SET PROBLEM – Identify all lines in the listing that include the word "updraft", and copy them out.

[Records from a dataset]

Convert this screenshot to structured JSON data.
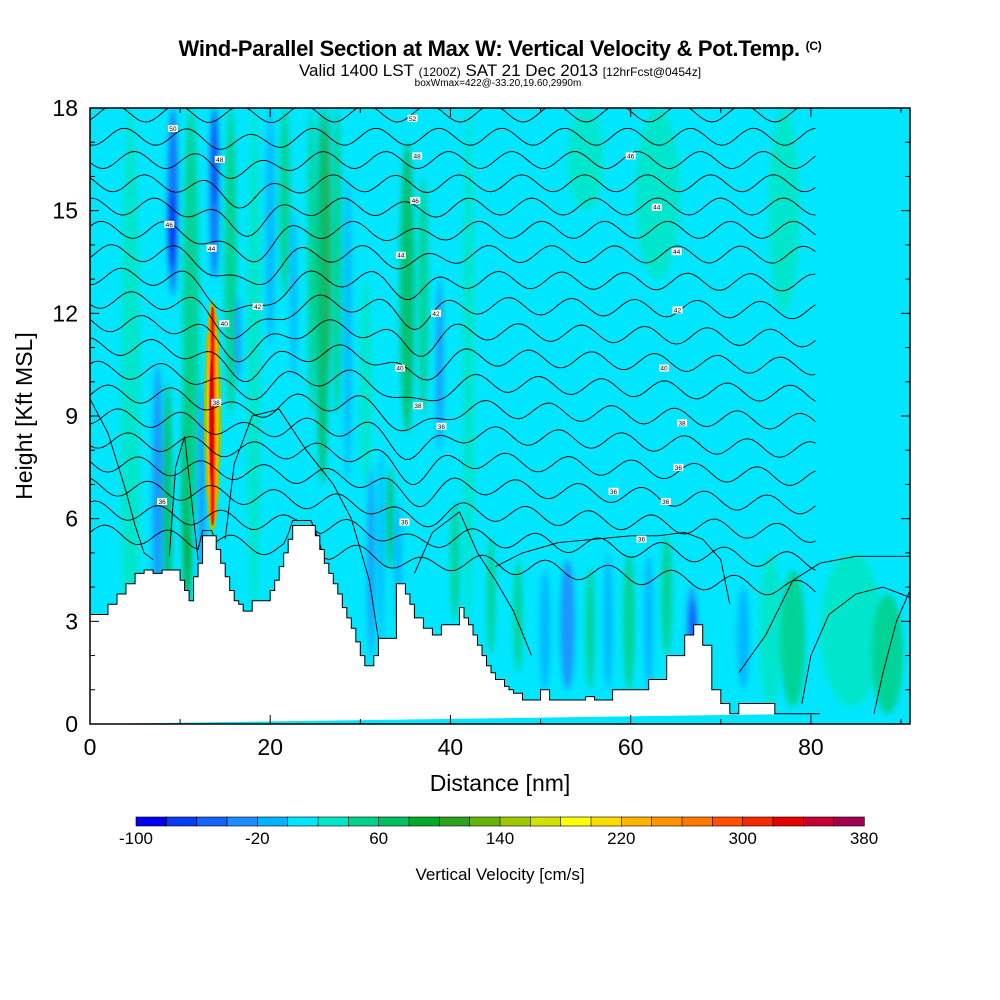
{
  "header": {
    "title": "Wind-Parallel Section at Max W: Vertical Velocity & Pot.Temp.",
    "copyright": "(C)",
    "valid_prefix": "Valid 1400 LST",
    "valid_utc": "(1200Z)",
    "valid_date": "SAT 21 Dec 2013",
    "forecast": "[12hrFcst@0454z]",
    "box_info": "boxWmax=422@-33.20,19.60,2990m"
  },
  "colors": {
    "terrain": "#ffffff",
    "frame": "#000000",
    "contour": "#000000"
  },
  "chart_data": {
    "type": "heatmap",
    "title": "Wind-Parallel Section at Max W: Vertical Velocity & Pot.Temp.",
    "xlabel": "Distance [nm]",
    "ylabel": "Height [Kft MSL]",
    "xlim": [
      0,
      91
    ],
    "ylim": [
      0,
      18
    ],
    "xticks": [
      0,
      20,
      40,
      60,
      80
    ],
    "xtick_labels": [
      "0",
      "20",
      "40",
      "60",
      "80"
    ],
    "yticks": [
      0,
      3,
      6,
      9,
      12,
      15,
      18
    ],
    "ytick_labels": [
      "0",
      "3",
      "6",
      "9",
      "12",
      "15",
      "18"
    ],
    "colorbar": {
      "label": "Vertical Velocity [cm/s]",
      "min": -100,
      "max": 380,
      "tick_values": [
        -100,
        -20,
        60,
        140,
        220,
        300,
        380
      ],
      "tick_labels": [
        "-100",
        "-20",
        "60",
        "140",
        "220",
        "300",
        "380"
      ],
      "colors": [
        "#0000f0",
        "#0a3cf5",
        "#1464fa",
        "#1e8cff",
        "#00b4ff",
        "#00e6ff",
        "#00e6c8",
        "#00d28c",
        "#00be64",
        "#00aa28",
        "#2da01e",
        "#64b40a",
        "#a0c800",
        "#d2e100",
        "#ffff00",
        "#ffdc00",
        "#ffb400",
        "#ff9600",
        "#ff7800",
        "#ff5000",
        "#f52800",
        "#e60000",
        "#c80032",
        "#a00050"
      ]
    },
    "terrain_profile": {
      "x": [
        0,
        2,
        2,
        3,
        3,
        4,
        4,
        5,
        5,
        6,
        6,
        7,
        7,
        8,
        8,
        10,
        10,
        10.5,
        10.5,
        11,
        11,
        11.5,
        11.5,
        12,
        12,
        12.5,
        12.5,
        13,
        13,
        14,
        14,
        14.5,
        14.5,
        15,
        15,
        15.5,
        15.5,
        16,
        16,
        16.5,
        16.5,
        17,
        17,
        17.5,
        17.5,
        18,
        18,
        20,
        20,
        20.5,
        20.5,
        21,
        21,
        21.5,
        21.5,
        22,
        22,
        22.5,
        22.5,
        23,
        23,
        25,
        25,
        25.5,
        25.5,
        26,
        26,
        26.5,
        26.5,
        27,
        27,
        27.5,
        27.5,
        28,
        28,
        28.5,
        28.5,
        29,
        29,
        29.5,
        29.5,
        30,
        30,
        30.5,
        30.5,
        31,
        31,
        31.5,
        31.5,
        32,
        32,
        34,
        34,
        34.5,
        34.5,
        35,
        35,
        35.5,
        35.5,
        36,
        36,
        37,
        37,
        38,
        38,
        38.5,
        38.5,
        39,
        39,
        41,
        41,
        41.5,
        41.5,
        42,
        42,
        42.5,
        42.5,
        43,
        43,
        43.5,
        43.5,
        44,
        44,
        44.5,
        44.5,
        45,
        45,
        45.5,
        45.5,
        46,
        46,
        46.5,
        46.5,
        47,
        47,
        48,
        48,
        49,
        49,
        50,
        50,
        51,
        51,
        52,
        52,
        55,
        55,
        56,
        56,
        58,
        58,
        59,
        59,
        60,
        60,
        62,
        62,
        64,
        64,
        66,
        66,
        67,
        67,
        67.5,
        67.5,
        68,
        68,
        69,
        69,
        70,
        70,
        71,
        71,
        71.5,
        71.5,
        72,
        72,
        75,
        75,
        75.5,
        75.5,
        76,
        76,
        80,
        80,
        81,
        81,
        91
      ],
      "y": [
        3.2,
        3.2,
        3.5,
        3.5,
        3.8,
        3.8,
        4.1,
        4.1,
        4.4,
        4.4,
        4.5,
        4.5,
        4.4,
        4.4,
        4.5,
        4.5,
        4.2,
        4.2,
        3.9,
        3.9,
        3.6,
        3.6,
        4.3,
        4.3,
        4.7,
        4.7,
        5.5,
        5.5,
        5.5,
        5.5,
        5.1,
        5.1,
        4.7,
        4.7,
        4.3,
        4.3,
        3.9,
        3.9,
        3.6,
        3.6,
        3.5,
        3.5,
        3.3,
        3.3,
        3.3,
        3.3,
        3.6,
        3.6,
        3.9,
        3.9,
        4.2,
        4.2,
        4.6,
        4.6,
        5.0,
        5.0,
        5.4,
        5.4,
        5.8,
        5.8,
        5.8,
        5.8,
        5.5,
        5.5,
        5.1,
        5.1,
        4.7,
        4.7,
        4.4,
        4.4,
        4.1,
        4.1,
        3.8,
        3.8,
        3.4,
        3.4,
        3.1,
        3.1,
        2.8,
        2.8,
        2.4,
        2.4,
        2.0,
        2.0,
        1.7,
        1.7,
        1.7,
        1.7,
        2.0,
        2.0,
        2.5,
        2.5,
        4.1,
        4.1,
        4.1,
        4.1,
        3.8,
        3.8,
        3.5,
        3.5,
        3.1,
        3.1,
        2.8,
        2.8,
        2.6,
        2.6,
        2.6,
        2.6,
        2.9,
        2.9,
        3.4,
        3.4,
        3.1,
        3.1,
        2.9,
        2.9,
        2.6,
        2.6,
        2.3,
        2.3,
        2.0,
        2.0,
        1.7,
        1.7,
        1.5,
        1.5,
        1.3,
        1.3,
        1.3,
        1.3,
        1.1,
        1.1,
        1.0,
        1.0,
        0.9,
        0.9,
        0.7,
        0.7,
        0.7,
        0.7,
        1.0,
        1.0,
        0.7,
        0.7,
        0.7,
        0.7,
        0.8,
        0.8,
        0.7,
        0.7,
        1.0,
        1.0,
        1.0,
        1.0,
        1.0,
        1.0,
        1.3,
        1.3,
        2.0,
        2.0,
        2.6,
        2.6,
        2.9,
        2.9,
        2.9,
        2.9,
        2.3,
        2.3,
        1.0,
        1.0,
        0.6,
        0.6,
        0.3,
        0.3,
        0.3,
        0.3,
        0.6,
        0.6,
        0.6,
        0.6,
        0.6,
        0.6,
        0.3,
        0.3,
        0.3,
        0.3
      ]
    },
    "velocity_features": [
      {
        "name": "updraft core",
        "x": 13.6,
        "bottom": 5.8,
        "top": 12.2,
        "peak": 380
      },
      {
        "name": "downdraft band",
        "x": 9.2,
        "bottom": 13.0,
        "top": 18.0,
        "peak": -100
      },
      {
        "name": "downdraft band",
        "x": 13.8,
        "bottom": 13.0,
        "top": 18.0,
        "peak": -100
      },
      {
        "name": "downdraft band",
        "x": 66.8,
        "bottom": 2.2,
        "top": 3.6,
        "peak": -100
      },
      {
        "name": "updraft band",
        "x": 33.3,
        "bottom": 4.8,
        "top": 7.0,
        "peak": 140
      }
    ],
    "theta_contour_labels": [
      {
        "x": 35.8,
        "y": 17.7,
        "label": "52"
      },
      {
        "x": 9.2,
        "y": 17.4,
        "label": "50"
      },
      {
        "x": 36.3,
        "y": 16.6,
        "label": "48"
      },
      {
        "x": 60.0,
        "y": 16.6,
        "label": "46"
      },
      {
        "x": 14.4,
        "y": 16.5,
        "label": "48"
      },
      {
        "x": 36.1,
        "y": 15.3,
        "label": "46"
      },
      {
        "x": 62.9,
        "y": 15.1,
        "label": "44"
      },
      {
        "x": 8.8,
        "y": 14.6,
        "label": "46"
      },
      {
        "x": 13.5,
        "y": 13.9,
        "label": "44"
      },
      {
        "x": 34.5,
        "y": 13.7,
        "label": "44"
      },
      {
        "x": 65.1,
        "y": 13.8,
        "label": "44"
      },
      {
        "x": 18.6,
        "y": 12.2,
        "label": "42"
      },
      {
        "x": 38.4,
        "y": 12.0,
        "label": "42"
      },
      {
        "x": 65.2,
        "y": 12.1,
        "label": "42"
      },
      {
        "x": 14.9,
        "y": 11.7,
        "label": "40"
      },
      {
        "x": 34.4,
        "y": 10.4,
        "label": "40"
      },
      {
        "x": 63.7,
        "y": 10.4,
        "label": "40"
      },
      {
        "x": 14.0,
        "y": 9.4,
        "label": "38"
      },
      {
        "x": 36.4,
        "y": 9.3,
        "label": "38"
      },
      {
        "x": 65.7,
        "y": 8.8,
        "label": "38"
      },
      {
        "x": 39.0,
        "y": 8.7,
        "label": "36"
      },
      {
        "x": 65.3,
        "y": 7.5,
        "label": "36"
      },
      {
        "x": 58.1,
        "y": 6.8,
        "label": "36"
      },
      {
        "x": 63.9,
        "y": 6.5,
        "label": "36"
      },
      {
        "x": 8.0,
        "y": 6.5,
        "label": "36"
      },
      {
        "x": 34.9,
        "y": 5.9,
        "label": "36"
      },
      {
        "x": 61.2,
        "y": 5.4,
        "label": "36"
      }
    ]
  }
}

EXERCISE SOLUTION –
        "name": "updraft core",
        "name": "updraft band",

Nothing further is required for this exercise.